**Dataset extract**
_ _ _
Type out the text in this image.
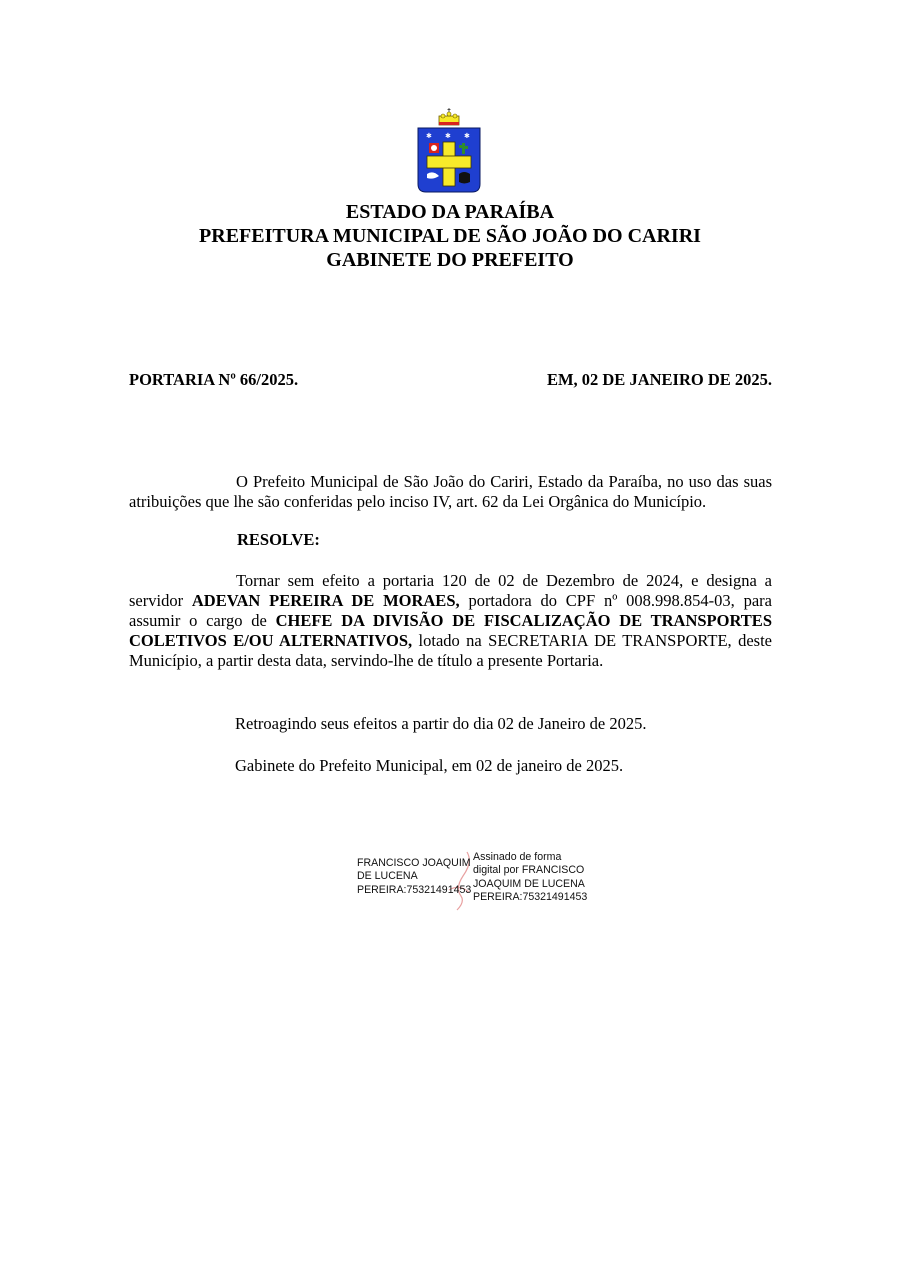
✱ ✱ ✱
ESTADO DA PARAÍBA
PREFEITURA MUNICIPAL DE SÃO JOÃO DO CARIRI
GABINETE DO PREFEITO
PORTARIA Nº 66/2025.	EM, 02 DE JANEIRO DE 2025.

O Prefeito Municipal de São João do Cariri, Estado da Paraíba, no uso das suas atribuições que lhe são conferidas pelo inciso IV, art. 62 da Lei Orgânica do Município.

RESOLVE:

Tornar sem efeito a portaria 120 de 02 de Dezembro de 2024, e designa a servidor ADEVAN PEREIRA DE MORAES, portadora do CPF nº 008.998.854-03, para assumir o cargo de CHEFE DA DIVISÃO DE FISCALIZAÇÃO DE TRANSPORTES COLETIVOS E/OU ALTERNATIVOS, lotado na SECRETARIA DE TRANSPORTE, deste Município, a partir desta data, servindo-lhe de título a presente Portaria.

Retroagindo seus efeitos a partir do dia 02 de Janeiro de 2025.

Gabinete do Prefeito Municipal, em 02 de janeiro de 2025.

FRANCISCO JOAQUIM
DE LUCENA
PEREIRA:75321491453
Assinado de forma
digital por FRANCISCO
JOAQUIM DE LUCENA
PEREIRA:75321491453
_ _ _
**Short task**
Leave the pictures out and reproduce all of the records exactly.

**Result of the exercise**
Type out the text in this image.
✱ ✱ ✱
ESTADO DA PARAÍBA
PREFEITURA MUNICIPAL DE SÃO JOÃO DO CARIRI
GABINETE DO PREFEITO
PORTARIA Nº 66/2025.	EM, 02 DE JANEIRO DE 2025.

O Prefeito Municipal de São João do Cariri, Estado da Paraíba, no uso das suas atribuições que lhe são conferidas pelo inciso IV, art. 62 da Lei Orgânica do Município.

RESOLVE:

Tornar sem efeito a portaria 120 de 02 de Dezembro de 2024, e designa a servidor ADEVAN PEREIRA DE MORAES, portadora do CPF nº 008.998.854-03, para assumir o cargo de CHEFE DA DIVISÃO DE FISCALIZAÇÃO DE TRANSPORTES COLETIVOS E/OU ALTERNATIVOS, lotado na SECRETARIA DE TRANSPORTE, deste Município, a partir desta data, servindo-lhe de título a presente Portaria.

Retroagindo seus efeitos a partir do dia 02 de Janeiro de 2025.

Gabinete do Prefeito Municipal, em 02 de janeiro de 2025.

FRANCISCO JOAQUIM
DE LUCENA
PEREIRA:75321491453
Assinado de forma
digital por FRANCISCO
JOAQUIM DE LUCENA
PEREIRA:75321491453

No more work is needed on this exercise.